Exercise instructions:
Pull each line holding the word "Esther" from the data.
———
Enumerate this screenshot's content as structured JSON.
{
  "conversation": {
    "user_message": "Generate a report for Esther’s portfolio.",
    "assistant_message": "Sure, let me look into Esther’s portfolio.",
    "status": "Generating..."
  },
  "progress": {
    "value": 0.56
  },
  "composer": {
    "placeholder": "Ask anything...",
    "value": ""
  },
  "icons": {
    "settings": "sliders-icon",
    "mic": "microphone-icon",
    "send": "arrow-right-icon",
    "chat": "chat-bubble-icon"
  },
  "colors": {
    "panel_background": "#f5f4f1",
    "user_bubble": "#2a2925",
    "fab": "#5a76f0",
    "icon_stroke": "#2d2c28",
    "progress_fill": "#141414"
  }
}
———
The solution:
    "user_message": "Generate a report for Esther’s portfolio.",
    "assistant_message": "Sure, let me look into Esther’s portfolio.",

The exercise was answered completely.